Elle en dit des choses Samira El Ayachi dans "Le ventre des hommes".

C'est son troisième roman et je le trouve réussit car elle fait parler de façon intelligente ses deux personnages principaux : Hannah la narratrice et son père à qui elle laisse la parole. On comprend assez vite que son histoire particulière est liée à celle qui lui précède.

Hannah est institutrice et la police vient la chercher dans sa classe. Elle a fait un acte répréhensible que l'on ne connaîtra qu'à la fin. Cela permet à l'autrice d'avoir un fil conducteur et peut-être d'expliquer sa part de révolte ou son rêve perdu d'être ensemble.

Durant sa garde à vue, Hannah va se remémorer son enfance dans les corons à Lens. Son père est venu de son Maroc natal travailler dans les mines de charbon du Nord de la France au début des années 70. On apprend que les marocains n'avaient pas le droit au statut de mineur contrairement aux français et aux autres étrangers, ils étaient travailleurs temporaires.

Le père d'Hannah va être porte-parole des mineurs en grève et construire son destin en prenant la parole en public, devant les caméras, pour dénoncer cette zone de non droit, ce qui est très courageux.

C'est donc un roman qui parle d'injustices, de combats, de solidarités, de dignité mais aussi de l'enfance et de la famille, de son enracinement et de culture.

Samira El Ayachi montre une certaine nostalgie des luttes collectives mais aussi la force créatrice incroyable de ces personnages malgré la pauvreté. Et puis, elle n'oublie pas complètement la mère qui réconforte, dans ce roman oedipien.

## La consigne
Citez le passage de la critique du roman « Le ventre des hommes », de « Durant sa garde » à « et de culture. ».

## Lignes répertoriées
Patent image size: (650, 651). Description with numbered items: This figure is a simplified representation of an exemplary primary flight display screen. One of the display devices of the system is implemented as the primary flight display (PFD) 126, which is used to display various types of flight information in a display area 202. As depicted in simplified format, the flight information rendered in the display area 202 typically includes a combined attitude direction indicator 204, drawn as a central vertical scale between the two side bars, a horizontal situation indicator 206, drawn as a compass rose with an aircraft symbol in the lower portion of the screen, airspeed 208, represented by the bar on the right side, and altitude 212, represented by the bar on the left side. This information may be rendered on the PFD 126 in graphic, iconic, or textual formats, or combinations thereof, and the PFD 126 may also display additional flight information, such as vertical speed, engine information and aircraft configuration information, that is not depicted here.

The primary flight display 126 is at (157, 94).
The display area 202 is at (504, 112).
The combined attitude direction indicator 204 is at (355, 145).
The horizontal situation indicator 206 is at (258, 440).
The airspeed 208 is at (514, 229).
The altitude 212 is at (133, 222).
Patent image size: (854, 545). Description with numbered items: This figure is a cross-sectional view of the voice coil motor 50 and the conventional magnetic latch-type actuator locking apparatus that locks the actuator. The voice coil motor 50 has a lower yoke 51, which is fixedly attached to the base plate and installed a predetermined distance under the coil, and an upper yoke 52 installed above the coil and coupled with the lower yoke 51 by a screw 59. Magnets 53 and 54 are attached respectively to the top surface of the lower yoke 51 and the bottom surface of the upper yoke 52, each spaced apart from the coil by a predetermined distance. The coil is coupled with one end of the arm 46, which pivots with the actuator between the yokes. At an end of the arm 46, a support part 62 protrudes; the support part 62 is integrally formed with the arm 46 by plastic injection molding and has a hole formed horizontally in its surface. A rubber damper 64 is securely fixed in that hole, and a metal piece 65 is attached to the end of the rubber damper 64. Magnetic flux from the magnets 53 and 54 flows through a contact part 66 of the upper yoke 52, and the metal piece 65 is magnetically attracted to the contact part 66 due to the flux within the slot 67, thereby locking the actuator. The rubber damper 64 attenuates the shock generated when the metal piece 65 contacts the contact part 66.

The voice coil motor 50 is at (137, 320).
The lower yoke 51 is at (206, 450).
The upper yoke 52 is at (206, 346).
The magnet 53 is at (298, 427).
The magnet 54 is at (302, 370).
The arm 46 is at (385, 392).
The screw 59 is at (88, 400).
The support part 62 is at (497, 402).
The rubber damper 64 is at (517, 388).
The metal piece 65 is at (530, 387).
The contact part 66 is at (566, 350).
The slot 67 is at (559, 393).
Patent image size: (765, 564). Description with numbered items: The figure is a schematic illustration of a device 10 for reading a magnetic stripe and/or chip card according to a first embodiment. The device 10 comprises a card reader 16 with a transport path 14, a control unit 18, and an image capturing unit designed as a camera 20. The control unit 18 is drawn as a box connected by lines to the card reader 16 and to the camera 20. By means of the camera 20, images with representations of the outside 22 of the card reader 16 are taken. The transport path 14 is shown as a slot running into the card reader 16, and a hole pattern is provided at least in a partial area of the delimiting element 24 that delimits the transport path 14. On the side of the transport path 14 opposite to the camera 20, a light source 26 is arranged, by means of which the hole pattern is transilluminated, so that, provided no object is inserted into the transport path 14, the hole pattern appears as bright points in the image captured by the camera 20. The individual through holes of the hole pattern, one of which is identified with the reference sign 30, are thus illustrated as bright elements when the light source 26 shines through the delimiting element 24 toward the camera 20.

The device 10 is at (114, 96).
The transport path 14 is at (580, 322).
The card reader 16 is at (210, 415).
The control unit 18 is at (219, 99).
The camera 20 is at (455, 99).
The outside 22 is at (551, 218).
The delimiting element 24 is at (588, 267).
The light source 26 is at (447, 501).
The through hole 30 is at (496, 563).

## Solution proposée
Durant sa garde à vue, Hannah va se remémorer son enfance dans les corons à Lens. Son père est venu de son Maroc natal travailler dans les mines de charbon du Nord de la France au début des années 70. On apprend que les marocains n'avaient pas le droit au statut de mineur contrairement aux français et aux autres étrangers, ils étaient travailleurs temporaires.

Le père d'Hannah va être porte-parole des mineurs en grève et construire son destin en prenant la parole en public, devant les caméras, pour dénoncer cette zone de non droit, ce qui est très courageux.

C'est donc un roman qui parle d'injustices, de combats, de solidarités, de dignité mais aussi de l'enfance et de la famille, de son enracinement et de culture.